Task: Wherever the string "Atom" appears in the listing, copy that line.

Data shown:
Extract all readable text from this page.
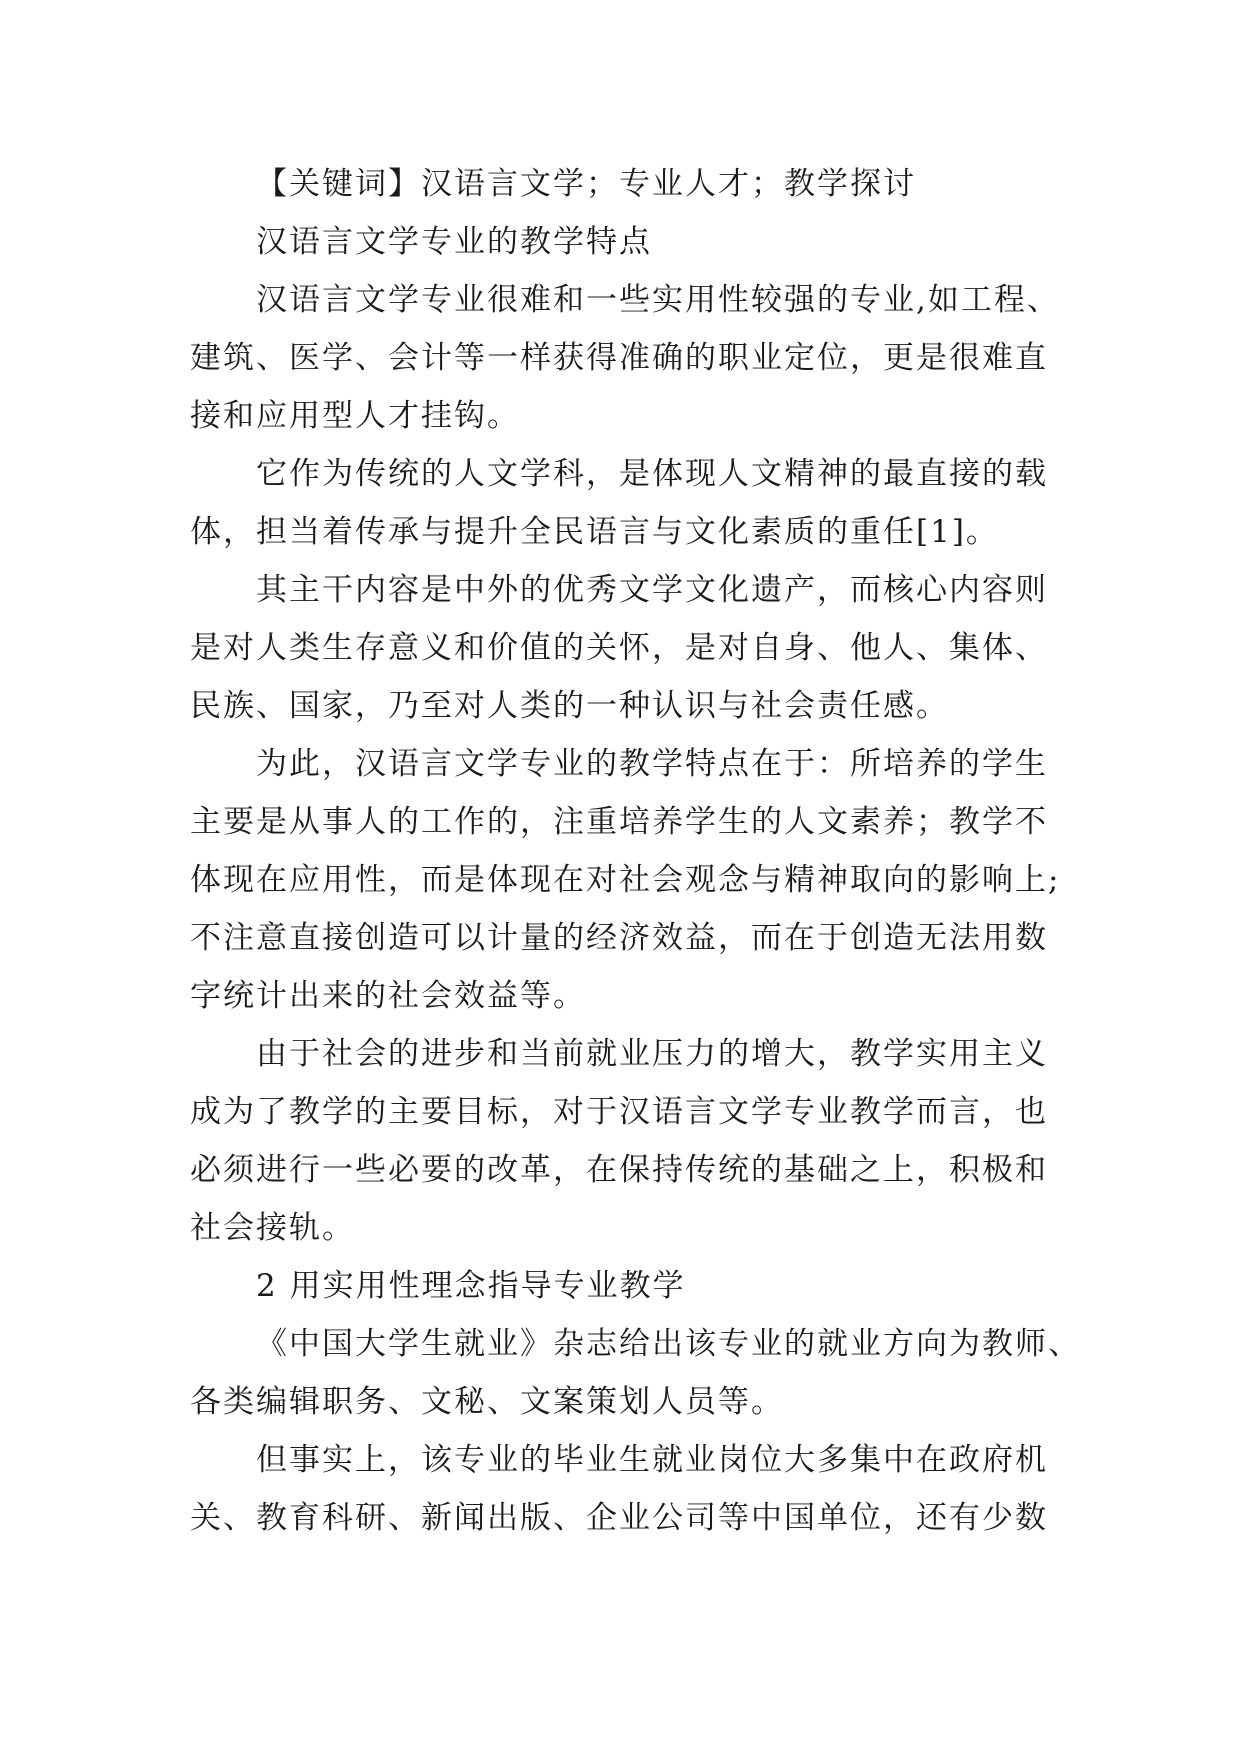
【关键词】汉语言文学；专业人才；教学探讨
汉语言文学专业的教学特点
汉语言文学专业很难和一些实用性较强的专业,如工程、
建筑、医学、会计等一样获得准确的职业定位，更是很难直
接和应用型人才挂钩。
它作为传统的人文学科，是体现人文精神的最直接的载
体，担当着传承与提升全民语言与文化素质的重任[1]。
其主干内容是中外的优秀文学文化遗产，而核心内容则
是对人类生存意义和价值的关怀，是对自身、他人、集体、
民族、国家，乃至对人类的一种认识与社会责任感。
为此，汉语言文学专业的教学特点在于：所培养的学生
主要是从事人的工作的，注重培养学生的人文素养；教学不
体现在应用性，而是体现在对社会观念与精神取向的影响上;
不注意直接创造可以计量的经济效益，而在于创造无法用数
字统计出来的社会效益等。
由于社会的进步和当前就业压力的增大，教学实用主义
成为了教学的主要目标，对于汉语言文学专业教学而言，也
必须进行一些必要的改革，在保持传统的基础之上，积极和
社会接轨。
2 用实用性理念指导专业教学
《中国大学生就业》杂志给出该专业的就业方向为教师、
各类编辑职务、文秘、文案策划人员等。
但事实上，该专业的毕业生就业岗位大多集中在政府机
关、教育科研、新闻出版、企业公司等中国单位，还有少数
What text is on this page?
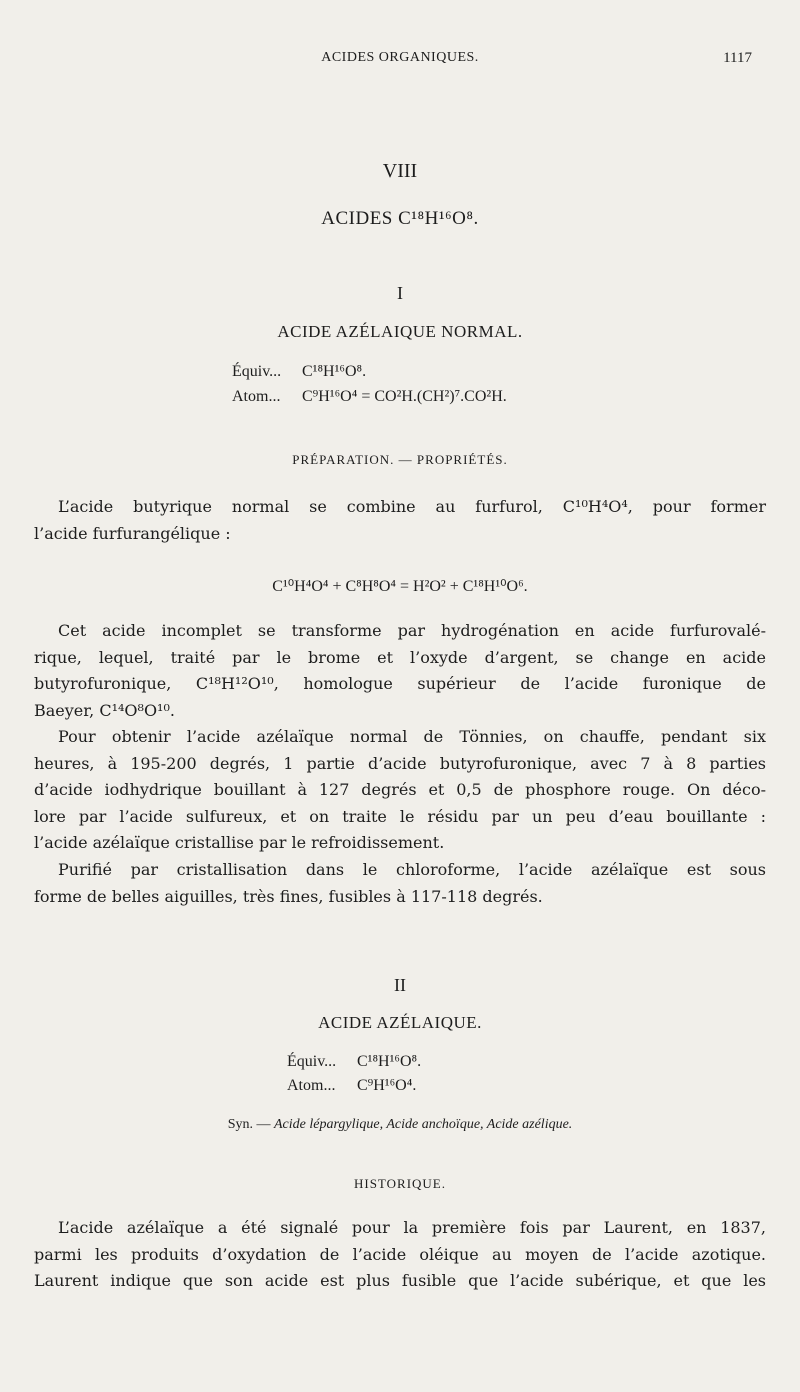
ACIDES ORGANIQUES.	1117
VIII
ACIDES C¹⁸H¹⁶O⁸.
I
ACIDE AZÉLAIQUE NORMAL.
Équiv... C¹⁸H¹⁶O⁸.
Atom... C⁹H¹⁶O⁴ = CO²H.(CH²)⁷.CO²H.
PRÉPARATION. — PROPRIÉTÉS.
L’acide butyrique normal se combine au furfurol, C¹⁰H⁴O⁴, pour former
l’acide furfurangélique :
C¹⁰H⁴O⁴ + C⁸H⁸O⁴ = H²O² + C¹⁸H¹⁰O⁶.
Cet acide incomplet se transforme par hydrogénation en acide furfurovalé-
rique, lequel, traité par le brome et l’oxyde d’argent, se change en acide
butyrofuronique, C¹⁸H¹²O¹⁰, homologue supérieur de l’acide furonique de
Baeyer, C¹⁴O⁸O¹⁰.
Pour obtenir l’acide azélaïque normal de Tönnies, on chauffe, pendant six
heures, à 195-200 degrés, 1 partie d’acide butyrofuronique, avec 7 à 8 parties
d’acide iodhydrique bouillant à 127 degrés et 0,5 de phosphore rouge. On déco-
lore par l’acide sulfureux, et on traite le résidu par un peu d’eau bouillante :
l’acide azélaïque cristallise par le refroidissement.
Purifié par cristallisation dans le chloroforme, l’acide azélaïque est sous
forme de belles aiguilles, très fines, fusibles à 117-118 degrés.
II
ACIDE AZÉLAIQUE.
Équiv... C¹⁸H¹⁶O⁸.
Atom... C⁹H¹⁶O⁴.
Syn. — Acide lépargylique, Acide anchoïque, Acide azélique.
HISTORIQUE.
L’acide azélaïque a été signalé pour la première fois par Laurent, en 1837,
parmi les produits d’oxydation de l’acide oléique au moyen de l’acide azotique.
Laurent indique que son acide est plus fusible que l’acide subérique, et que les
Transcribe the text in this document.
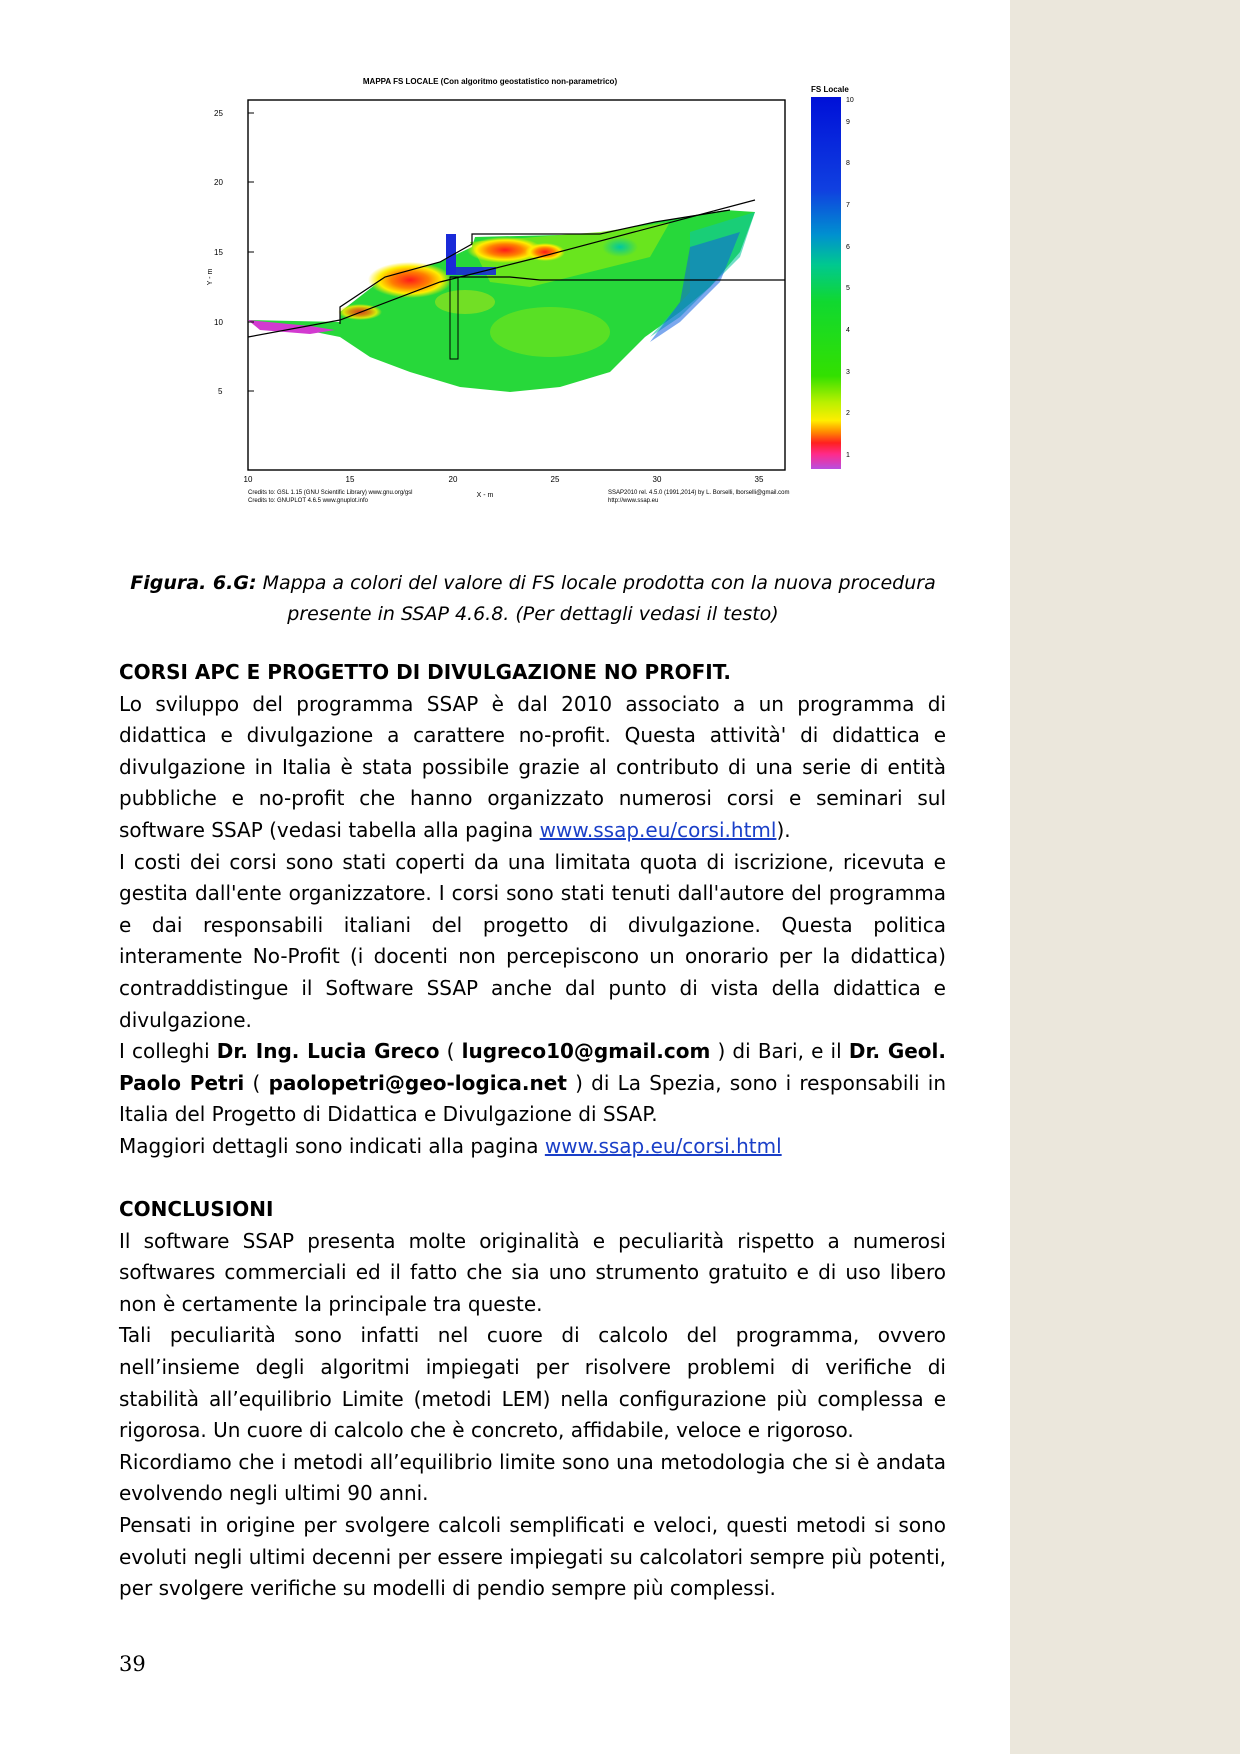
MAPPA FS LOCALE (Con algoritmo geostatistico non-parametrico)
5
10
15
20
25
Y - m
10	15	20	25	30	35
X - m
Credits to: GSL 1.15 (GNU Scientific Library) www.gnu.org/gsl
Credits to: GNUPLOT 4.6.5 www.gnuplot.info
SSAP2010 rel. 4.5.0 (1991,2014) by L. Borselli, lborselli@gmail.com
http://www.ssap.eu
FS Locale
1
2
3
4
5
6
7
8
9
10
Figura. 6.G: Mappa a colori del valore di FS locale prodotta con la nuova procedura presente in SSAP 4.6.8. (Per dettagli vedasi il testo)

CORSI APC E PROGETTO DI DIVULGAZIONE NO PROFIT.

Lo sviluppo del programma SSAP è dal 2010 associato a un programma di didattica e divulgazione a carattere no-profit. Questa attività' di didattica e divulgazione in Italia è stata possibile grazie al contributo di una serie di entità pubbliche e no-profit che hanno organizzato numerosi corsi e seminari sul software SSAP (vedasi tabella alla pagina www.ssap.eu/corsi.html).

I costi dei corsi sono stati coperti da una limitata quota di iscrizione, ricevuta e gestita dall'ente organizzatore. I corsi sono stati tenuti dall'autore del programma e dai responsabili italiani del progetto di divulgazione. Questa politica interamente No-Profit (i docenti non percepiscono un onorario per la didattica) contraddistingue il Software SSAP anche dal punto di vista della didattica e divulgazione.

I colleghi Dr. Ing. Lucia Greco ( lugreco10@gmail.com ) di Bari, e il Dr. Geol. Paolo Petri ( paolopetri@geo-logica.net ) di La Spezia, sono i responsabili in Italia del Progetto di Didattica e Divulgazione di SSAP.

Maggiori dettagli sono indicati alla pagina www.ssap.eu/corsi.html

CONCLUSIONI

Il software SSAP presenta molte originalità e peculiarità rispetto a numerosi softwares commerciali ed il fatto che sia uno strumento gratuito e di uso libero non è certamente la principale tra queste.

Tali peculiarità sono infatti nel cuore di calcolo del programma, ovvero nell’insieme degli algoritmi impiegati per risolvere problemi di verifiche di stabilità all’equilibrio Limite (metodi LEM) nella configurazione più complessa e rigorosa. Un cuore di calcolo che è concreto, affidabile, veloce e rigoroso.

Ricordiamo che i metodi all’equilibrio limite sono una metodologia che si è andata evolvendo negli ultimi 90 anni.

Pensati in origine per svolgere calcoli semplificati e veloci, questi metodi si sono evoluti negli ultimi decenni per essere impiegati su calcolatori sempre più potenti, per svolgere verifiche su modelli di pendio sempre più complessi.

39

Task solution:
Atom... C⁹H¹⁶O⁴ = CO²H.(CH²)⁷.CO²H.
Atom... C⁹H¹⁶O⁴.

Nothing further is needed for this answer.